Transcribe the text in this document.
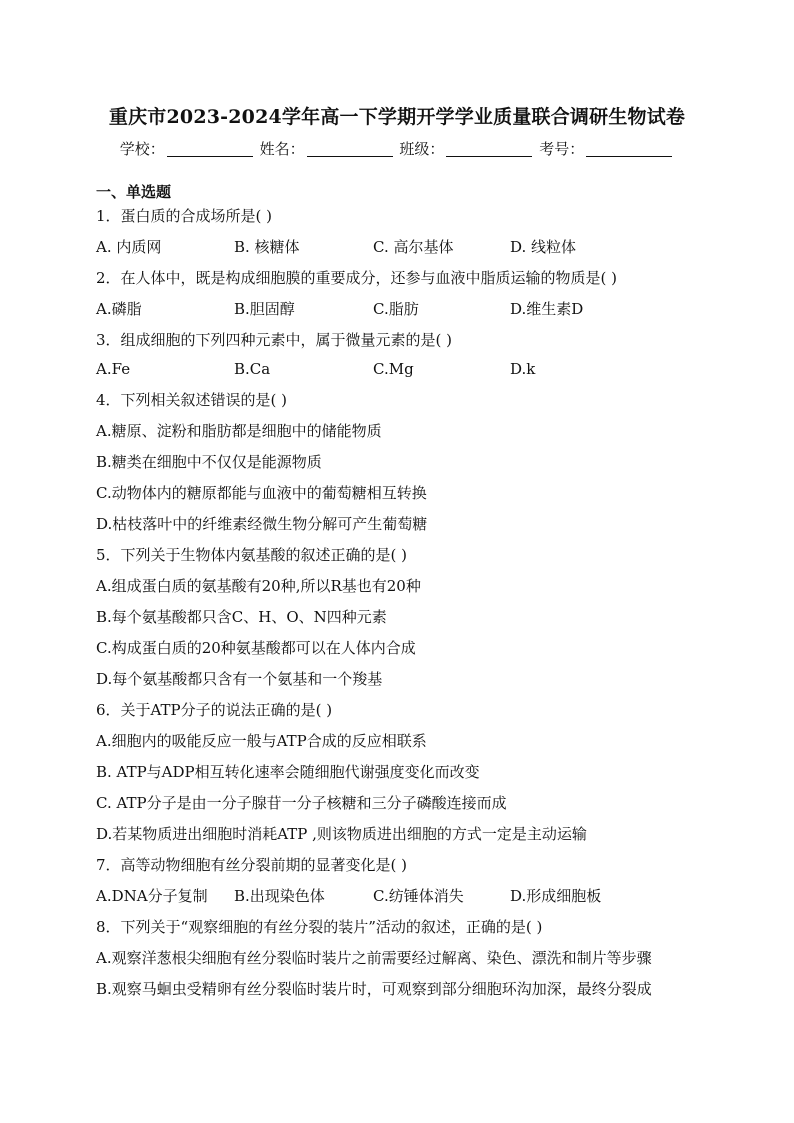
重庆市2023-2024学年高一下学期开学学业质量联合调研生物试卷
学校：	姓名：	班级：	考号：
一、单选题
1．蛋白质的合成场所是( )
A. 内质网	B. 核糖体	C. 高尔基体	D. 线粒体
2．在人体中，既是构成细胞膜的重要成分，还参与血液中脂质运输的物质是( )
A.磷脂	B.胆固醇	C.脂肪	D.维生素D
3．组成细胞的下列四种元素中，属于微量元素的是( )
A.Fe	B.Ca	C.Mg	D.k
4．下列相关叙述错误的是( )
A.糖原、淀粉和脂肪都是细胞中的储能物质
B.糖类在细胞中不仅仅是能源物质
C.动物体内的糖原都能与血液中的葡萄糖相互转换
D.枯枝落叶中的纤维素经微生物分解可产生葡萄糖
5．下列关于生物体内氨基酸的叙述正确的是( )
A.组成蛋白质的氨基酸有20种,所以R基也有20种
B.每个氨基酸都只含C、H、O、N四种元素
C.构成蛋白质的20种氨基酸都可以在人体内合成
D.每个氨基酸都只含有一个氨基和一个羧基
6．关于ATP分子的说法正确的是( )
A.细胞内的吸能反应一般与ATP合成的反应相联系
B. ATP与ADP相互转化速率会随细胞代谢强度变化而改变
C. ATP分子是由一分子腺苷一分子核糖和三分子磷酸连接而成
D.若某物质进出细胞时消耗ATP ,则该物质进出细胞的方式一定是主动运输
7．高等动物细胞有丝分裂前期的显著变化是( )
A.DNA分子复制 B.出现染色体	C.纺锤体消失	D.形成细胞板
8．下列关于“观察细胞的有丝分裂的装片”活动的叙述，正确的是( )
A.观察洋葱根尖细胞有丝分裂临时装片之前需要经过解离、染色、漂洗和制片等步骤
B.观察马蛔虫受精卵有丝分裂临时装片时，可观察到部分细胞环沟加深，最终分裂成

**Exercise instructions:**
Each record above should come back exactly the same, only without its pictures.

**Solution for this exercise:**
Transcribe the text in this document.
重庆市2023-2024学年高一下学期开学学业质量联合调研生物试卷
学校：	姓名：	班级：	考号：
一、单选题
1．蛋白质的合成场所是( )
A. 内质网	B. 核糖体	C. 高尔基体	D. 线粒体
2．在人体中，既是构成细胞膜的重要成分，还参与血液中脂质运输的物质是( )
A.磷脂	B.胆固醇	C.脂肪	D.维生素D
3．组成细胞的下列四种元素中，属于微量元素的是( )
A.Fe	B.Ca	C.Mg	D.k
4．下列相关叙述错误的是( )
A.糖原、淀粉和脂肪都是细胞中的储能物质
B.糖类在细胞中不仅仅是能源物质
C.动物体内的糖原都能与血液中的葡萄糖相互转换
D.枯枝落叶中的纤维素经微生物分解可产生葡萄糖
5．下列关于生物体内氨基酸的叙述正确的是( )
A.组成蛋白质的氨基酸有20种,所以R基也有20种
B.每个氨基酸都只含C、H、O、N四种元素
C.构成蛋白质的20种氨基酸都可以在人体内合成
D.每个氨基酸都只含有一个氨基和一个羧基
6．关于ATP分子的说法正确的是( )
A.细胞内的吸能反应一般与ATP合成的反应相联系
B. ATP与ADP相互转化速率会随细胞代谢强度变化而改变
C. ATP分子是由一分子腺苷一分子核糖和三分子磷酸连接而成
D.若某物质进出细胞时消耗ATP ,则该物质进出细胞的方式一定是主动运输
7．高等动物细胞有丝分裂前期的显著变化是( )
A.DNA分子复制 B.出现染色体	C.纺锤体消失	D.形成细胞板
8．下列关于“观察细胞的有丝分裂的装片”活动的叙述，正确的是( )
A.观察洋葱根尖细胞有丝分裂临时装片之前需要经过解离、染色、漂洗和制片等步骤
B.观察马蛔虫受精卵有丝分裂临时装片时，可观察到部分细胞环沟加深，最终分裂成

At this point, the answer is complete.